==== Data to use

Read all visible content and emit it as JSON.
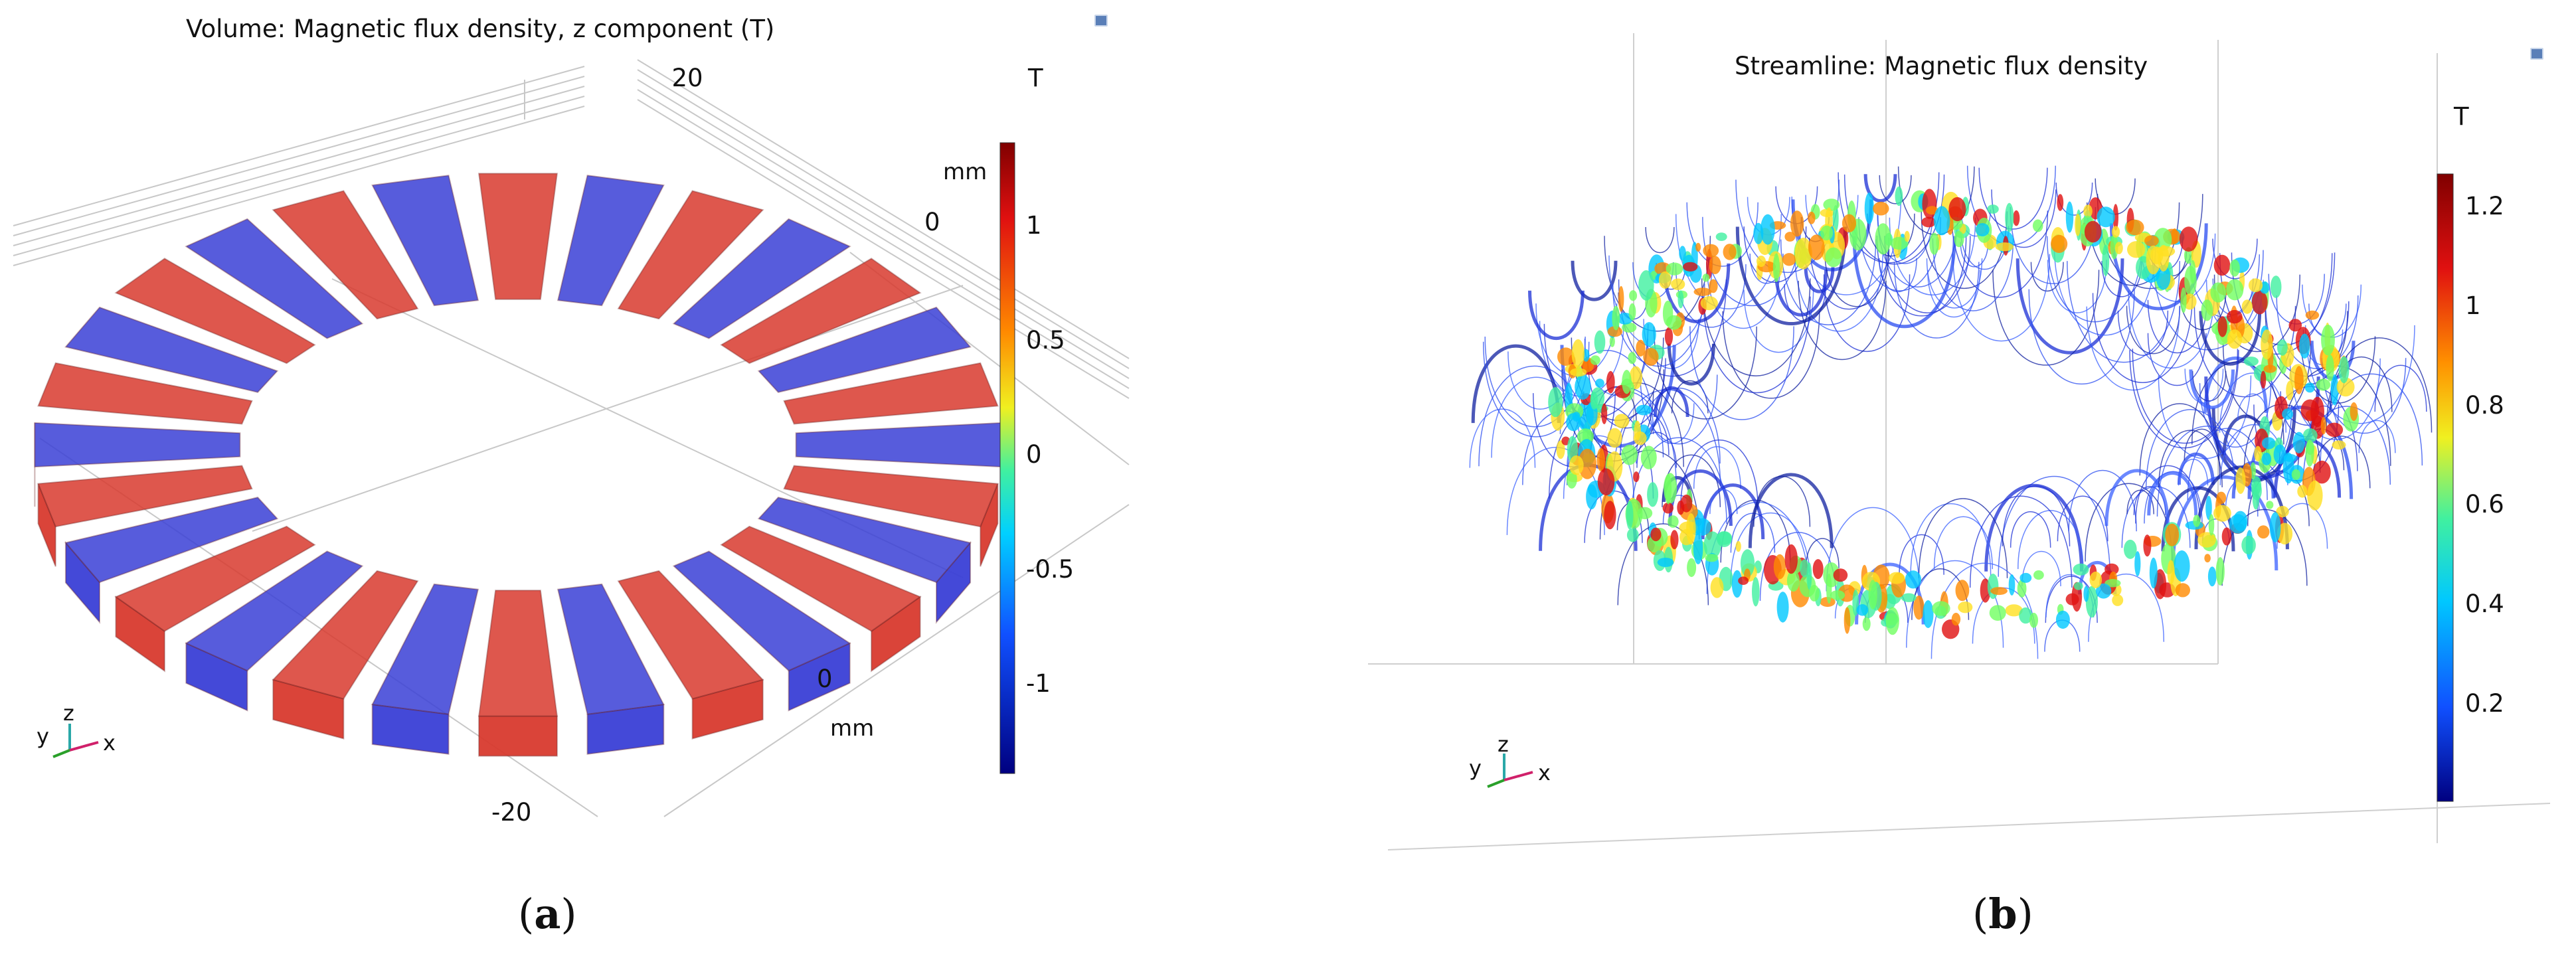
{
  "panel_a": {
    "title": "Volume: Magnetic flux density, z component (T)",
    "colorbar": {
      "unit": "T",
      "ticks": [
        "1",
        "0.5",
        "0",
        "-0.5",
        "-1"
      ]
    },
    "axis_labels": {
      "y_top": "20",
      "mm_right": "mm",
      "zero_right": "0",
      "zero_bottom": "0",
      "mm_bottom": "mm",
      "neg20": "-20"
    },
    "triad": {
      "y": "y",
      "z": "z",
      "x": "x"
    },
    "caption": "a",
    "magnet_count": 28,
    "colors": {
      "north": "#d83a2e",
      "south": "#3a3fd6"
    }
  },
  "panel_b": {
    "title": "Streamline: Magnetic flux density",
    "colorbar": {
      "unit": "T",
      "ticks": [
        "1.2",
        "1",
        "0.8",
        "0.6",
        "0.4",
        "0.2"
      ]
    },
    "triad": {
      "y": "y",
      "z": "z",
      "x": "x"
    },
    "caption": "b"
  }
}
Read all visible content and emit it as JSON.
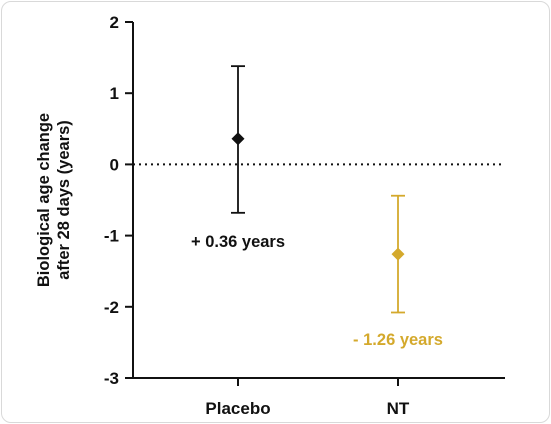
{
  "chart_data": {
    "type": "scatter",
    "categories": [
      "Placebo",
      "NT"
    ],
    "ylabel_line1": "Biological age change",
    "ylabel_line2": "after 28 days (years)",
    "ylim": [
      -3,
      2
    ],
    "yticks": [
      "2",
      "1",
      "0",
      "-1",
      "-2",
      "-3"
    ],
    "ytick_values": [
      2,
      1,
      0,
      -1,
      -2,
      -3
    ],
    "reference_line": 0,
    "series": [
      {
        "category": "Placebo",
        "mean": 0.36,
        "upper": 1.38,
        "lower": -0.68,
        "color": "#111111",
        "annotation": "+ 0.36 years"
      },
      {
        "category": "NT",
        "mean": -1.26,
        "upper": -0.44,
        "lower": -2.08,
        "color": "#d4a92c",
        "annotation": "- 1.26 years"
      }
    ]
  }
}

========

What the task requires
Reproduce the full listing above verbatim, with no pictures included.

Exercise result
Read all visible content and emit it as JSON.
{
  "panel_a": {
    "title": "Volume: Magnetic flux density, z component (T)",
    "colorbar": {
      "unit": "T",
      "ticks": [
        "1",
        "0.5",
        "0",
        "-0.5",
        "-1"
      ]
    },
    "axis_labels": {
      "y_top": "20",
      "mm_right": "mm",
      "zero_right": "0",
      "zero_bottom": "0",
      "mm_bottom": "mm",
      "neg20": "-20"
    },
    "triad": {
      "y": "y",
      "z": "z",
      "x": "x"
    },
    "caption": "a",
    "magnet_count": 28,
    "colors": {
      "north": "#d83a2e",
      "south": "#3a3fd6"
    }
  },
  "panel_b": {
    "title": "Streamline: Magnetic flux density",
    "colorbar": {
      "unit": "T",
      "ticks": [
        "1.2",
        "1",
        "0.8",
        "0.6",
        "0.4",
        "0.2"
      ]
    },
    "triad": {
      "y": "y",
      "z": "z",
      "x": "x"
    },
    "caption": "b"
  }
}
Read all visible content and emit it as JSON.
{
  "chart_data": {
    "type": "scatter",
    "categories": [
      "Placebo",
      "NT"
    ],
    "ylabel_line1": "Biological age change",
    "ylabel_line2": "after 28 days (years)",
    "ylim": [
      -3,
      2
    ],
    "yticks": [
      "2",
      "1",
      "0",
      "-1",
      "-2",
      "-3"
    ],
    "ytick_values": [
      2,
      1,
      0,
      -1,
      -2,
      -3
    ],
    "reference_line": 0,
    "series": [
      {
        "category": "Placebo",
        "mean": 0.36,
        "upper": 1.38,
        "lower": -0.68,
        "color": "#111111",
        "annotation": "+ 0.36 years"
      },
      {
        "category": "NT",
        "mean": -1.26,
        "upper": -0.44,
        "lower": -2.08,
        "color": "#d4a92c",
        "annotation": "- 1.26 years"
      }
    ]
  }
}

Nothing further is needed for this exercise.